<<<<

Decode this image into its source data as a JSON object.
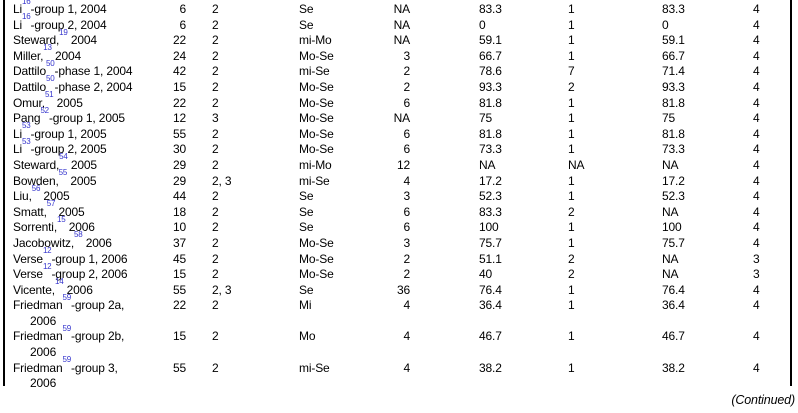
{
  "page": {
    "continued_label": "(Continued)",
    "background_color": "#ffffff",
    "text_color": "#000000",
    "citation_link_color": "#3333cc"
  },
  "table": {
    "rows": [
      {
        "study": {
          "pre": "Li",
          "ref": "16",
          "post": "-group 1, 2004",
          "line2": ""
        },
        "cells": [
          "6",
          "2",
          "Se",
          "NA",
          "83.3",
          "1",
          "83.3",
          "4"
        ]
      },
      {
        "study": {
          "pre": "Li",
          "ref": "16",
          "post": "-group 2, 2004",
          "line2": ""
        },
        "cells": [
          "6",
          "2",
          "Se",
          "NA",
          "0",
          "1",
          "0",
          "4"
        ]
      },
      {
        "study": {
          "pre": "Steward,",
          "ref": "19",
          "post": " 2004",
          "line2": ""
        },
        "cells": [
          "22",
          "2",
          "mi-Mo",
          "NA",
          "59.1",
          "1",
          "59.1",
          "4"
        ]
      },
      {
        "study": {
          "pre": "Miller,",
          "ref": "13",
          "post": " 2004",
          "line2": ""
        },
        "cells": [
          "24",
          "2",
          "Mo-Se",
          "3",
          "66.7",
          "1",
          "66.7",
          "4"
        ]
      },
      {
        "study": {
          "pre": "Dattilo",
          "ref": "50",
          "post": "-phase 1, 2004",
          "line2": ""
        },
        "cells": [
          "42",
          "2",
          "mi-Se",
          "2",
          "78.6",
          "7",
          "71.4",
          "4"
        ]
      },
      {
        "study": {
          "pre": "Dattilo",
          "ref": "50",
          "post": "-phase 2, 2004",
          "line2": ""
        },
        "cells": [
          "15",
          "2",
          "Mo-Se",
          "2",
          "93.3",
          "2",
          "93.3",
          "4"
        ]
      },
      {
        "study": {
          "pre": "Omur,",
          "ref": "51",
          "post": " 2005",
          "line2": ""
        },
        "cells": [
          "22",
          "2",
          "Mo-Se",
          "6",
          "81.8",
          "1",
          "81.8",
          "4"
        ]
      },
      {
        "study": {
          "pre": "Pang",
          "ref": "52",
          "post": "-group 1, 2005",
          "line2": ""
        },
        "cells": [
          "12",
          "3",
          "Mo-Se",
          "NA",
          "75",
          "1",
          "75",
          "4"
        ]
      },
      {
        "study": {
          "pre": "Li",
          "ref": "53",
          "post": "-group 1, 2005",
          "line2": ""
        },
        "cells": [
          "55",
          "2",
          "Mo-Se",
          "6",
          "81.8",
          "1",
          "81.8",
          "4"
        ]
      },
      {
        "study": {
          "pre": "Li",
          "ref": "53",
          "post": "-group 2, 2005",
          "line2": ""
        },
        "cells": [
          "30",
          "2",
          "Mo-Se",
          "6",
          "73.3",
          "1",
          "73.3",
          "4"
        ]
      },
      {
        "study": {
          "pre": "Steward,",
          "ref": "54",
          "post": " 2005",
          "line2": ""
        },
        "cells": [
          "29",
          "2",
          "mi-Mo",
          "12",
          "NA",
          "NA",
          "NA",
          "4"
        ]
      },
      {
        "study": {
          "pre": "Bowden,",
          "ref": "55",
          "post": " 2005",
          "line2": ""
        },
        "cells": [
          "29",
          "2, 3",
          "mi-Se",
          "4",
          "17.2",
          "1",
          "17.2",
          "4"
        ]
      },
      {
        "study": {
          "pre": "Liu,",
          "ref": "56",
          "post": " 2005",
          "line2": ""
        },
        "cells": [
          "44",
          "2",
          "Se",
          "3",
          "52.3",
          "1",
          "52.3",
          "4"
        ]
      },
      {
        "study": {
          "pre": "Smatt,",
          "ref": "57",
          "post": " 2005",
          "line2": ""
        },
        "cells": [
          "18",
          "2",
          "Se",
          "6",
          "83.3",
          "2",
          "NA",
          "4"
        ]
      },
      {
        "study": {
          "pre": "Sorrenti,",
          "ref": "15",
          "post": " 2006",
          "line2": ""
        },
        "cells": [
          "10",
          "2",
          "Se",
          "6",
          "100",
          "1",
          "100",
          "4"
        ]
      },
      {
        "study": {
          "pre": "Jacobowitz,",
          "ref": "58",
          "post": " 2006",
          "line2": ""
        },
        "cells": [
          "37",
          "2",
          "Mo-Se",
          "3",
          "75.7",
          "1",
          "75.7",
          "4"
        ]
      },
      {
        "study": {
          "pre": "Verse",
          "ref": "12",
          "post": "-group 1, 2006",
          "line2": ""
        },
        "cells": [
          "45",
          "2",
          "Mo-Se",
          "2",
          "51.1",
          "2",
          "NA",
          "3"
        ]
      },
      {
        "study": {
          "pre": "Verse",
          "ref": "12",
          "post": "-group 2, 2006",
          "line2": ""
        },
        "cells": [
          "15",
          "2",
          "Mo-Se",
          "2",
          "40",
          "2",
          "NA",
          "3"
        ]
      },
      {
        "study": {
          "pre": "Vicente,",
          "ref": "14",
          "post": " 2006",
          "line2": ""
        },
        "cells": [
          "55",
          "2, 3",
          "Se",
          "36",
          "76.4",
          "1",
          "76.4",
          "4"
        ]
      },
      {
        "study": {
          "pre": "Friedman",
          "ref": "59",
          "post": "-group 2a,",
          "line2": "2006"
        },
        "cells": [
          "22",
          "2",
          "Mi",
          "4",
          "36.4",
          "1",
          "36.4",
          "4"
        ]
      },
      {
        "study": {
          "pre": "Friedman",
          "ref": "59",
          "post": "-group 2b,",
          "line2": "2006"
        },
        "cells": [
          "15",
          "2",
          "Mo",
          "4",
          "46.7",
          "1",
          "46.7",
          "4"
        ]
      },
      {
        "study": {
          "pre": "Friedman",
          "ref": "59",
          "post": "-group 3,",
          "line2": "2006"
        },
        "cells": [
          "55",
          "2",
          "mi-Se",
          "4",
          "38.2",
          "1",
          "38.2",
          "4"
        ]
      }
    ]
  }
}
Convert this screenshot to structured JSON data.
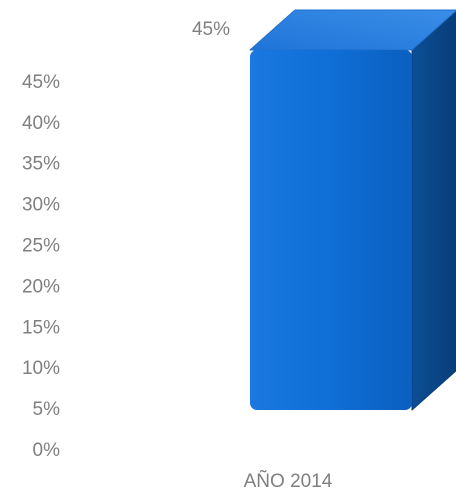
{
  "chart_data": {
    "type": "bar",
    "style": "3d-column",
    "categories": [
      "AÑO 2014"
    ],
    "series": [
      {
        "values": [
          0.45
        ]
      }
    ],
    "data_labels": [
      "45%"
    ],
    "y_ticks": [
      "0%",
      "5%",
      "10%",
      "15%",
      "20%",
      "25%",
      "30%",
      "35%",
      "40%",
      "45%"
    ],
    "ylim": [
      0,
      0.45
    ],
    "grid": false,
    "legend": "none",
    "colors": {
      "front": "#0f6fd6",
      "front_light": "#2b8af0",
      "top": "#2a7fe0",
      "side": "#0a4a8e",
      "text": "#7f7f7f"
    }
  }
}
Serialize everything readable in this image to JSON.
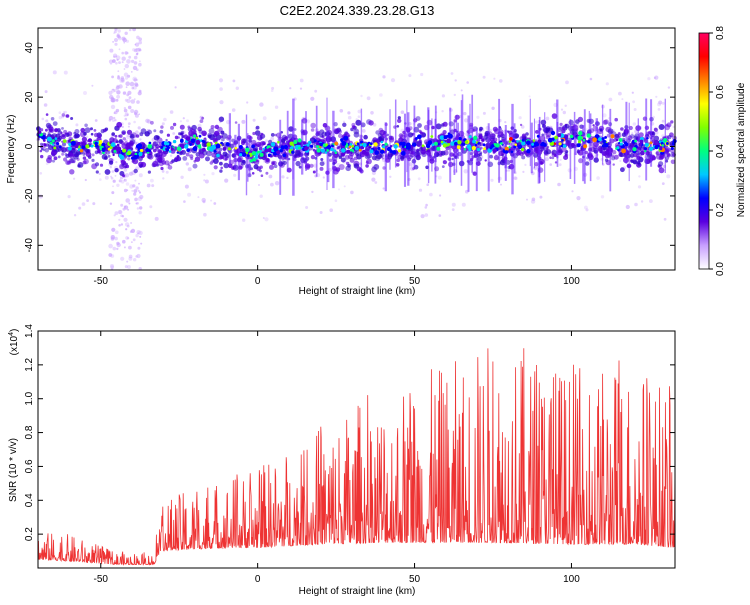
{
  "figure": {
    "title": "C2E2.2024.339.23.28.G13"
  },
  "chart_data": [
    {
      "type": "heatmap",
      "name": "spectrogram",
      "xlabel": "Height of straight line (km)",
      "ylabel": "Frequency (Hz)",
      "xlim": [
        -70,
        133
      ],
      "ylim": [
        -50,
        48
      ],
      "xticks": [
        -50,
        0,
        50,
        100
      ],
      "yticks": [
        -40,
        -20,
        0,
        20,
        40
      ],
      "colorbar": {
        "label": "Normalized spectral amplitude",
        "range": [
          0,
          0.8
        ],
        "ticks": [
          "0.0",
          "0.2",
          "0.4",
          "0.6",
          "0.8"
        ],
        "colors": [
          "#ffffff",
          "#c8a0ff",
          "#5a00e0",
          "#0000ff",
          "#00c8ff",
          "#00ff80",
          "#80ff00",
          "#ffff00",
          "#ff8000",
          "#ff0000",
          "#ff0060"
        ]
      },
      "band_center": [
        {
          "x": -70,
          "y": 4
        },
        {
          "x": -60,
          "y": 0
        },
        {
          "x": -50,
          "y": 0
        },
        {
          "x": -40,
          "y": -2
        },
        {
          "x": -30,
          "y": -1
        },
        {
          "x": -20,
          "y": 2
        },
        {
          "x": -10,
          "y": -2
        },
        {
          "x": 0,
          "y": -3
        },
        {
          "x": 10,
          "y": 0
        },
        {
          "x": 20,
          "y": 0
        },
        {
          "x": 40,
          "y": 0
        },
        {
          "x": 60,
          "y": 2
        },
        {
          "x": 80,
          "y": 0
        },
        {
          "x": 100,
          "y": 3
        },
        {
          "x": 115,
          "y": 1
        },
        {
          "x": 133,
          "y": 0
        }
      ]
    },
    {
      "type": "line",
      "name": "snr",
      "xlabel": "Height of straight line (km)",
      "ylabel": "SNR (10 * v/v)",
      "scale_label": "(x10",
      "scale_exp": "4",
      "scale_close": ")",
      "xlim": [
        -70,
        133
      ],
      "ylim": [
        0,
        1.4
      ],
      "xticks": [
        -50,
        0,
        50,
        100
      ],
      "yticks": [
        "0.2",
        "0.4",
        "0.6",
        "0.8",
        "1.0",
        "1.2",
        "1.4"
      ],
      "color": "#ee3333",
      "envelope": [
        {
          "x": -70,
          "base": 0.05,
          "peak": 0.22
        },
        {
          "x": -60,
          "base": 0.04,
          "peak": 0.2
        },
        {
          "x": -45,
          "base": 0.02,
          "peak": 0.1
        },
        {
          "x": -33,
          "base": 0.02,
          "peak": 0.09
        },
        {
          "x": -31,
          "base": 0.1,
          "peak": 0.4
        },
        {
          "x": -10,
          "base": 0.12,
          "peak": 0.55
        },
        {
          "x": 0,
          "base": 0.12,
          "peak": 0.6
        },
        {
          "x": 20,
          "base": 0.14,
          "peak": 0.85
        },
        {
          "x": 40,
          "base": 0.15,
          "peak": 1.1
        },
        {
          "x": 60,
          "base": 0.15,
          "peak": 1.2
        },
        {
          "x": 75,
          "base": 0.15,
          "peak": 1.4
        },
        {
          "x": 100,
          "base": 0.14,
          "peak": 1.2
        },
        {
          "x": 120,
          "base": 0.14,
          "peak": 1.25
        },
        {
          "x": 133,
          "base": 0.12,
          "peak": 1.05
        }
      ]
    }
  ]
}
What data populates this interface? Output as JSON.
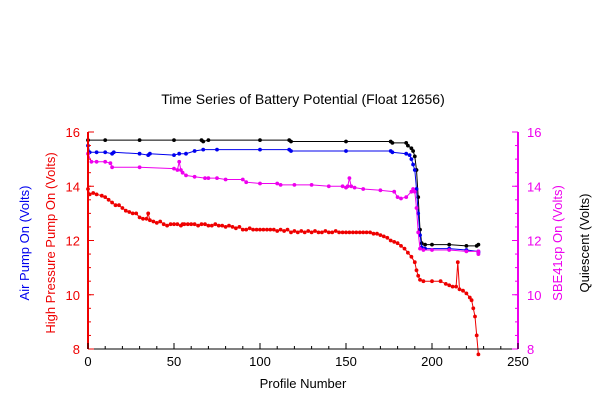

>>>>

Take every line from the data above that holds "group" and copy it out.

          "post": "-group 1, 2004",
          "post": "-group 2, 2004",
          "post": "-group 1, 2005",
          "post": "-group 1, 2005",
          "post": "-group 2, 2005",
          "post": "-group 1, 2006",
          "post": "-group 2, 2006",
          "post": "-group 2a,",
          "post": "-group 2b,",
          "post": "-group 3,",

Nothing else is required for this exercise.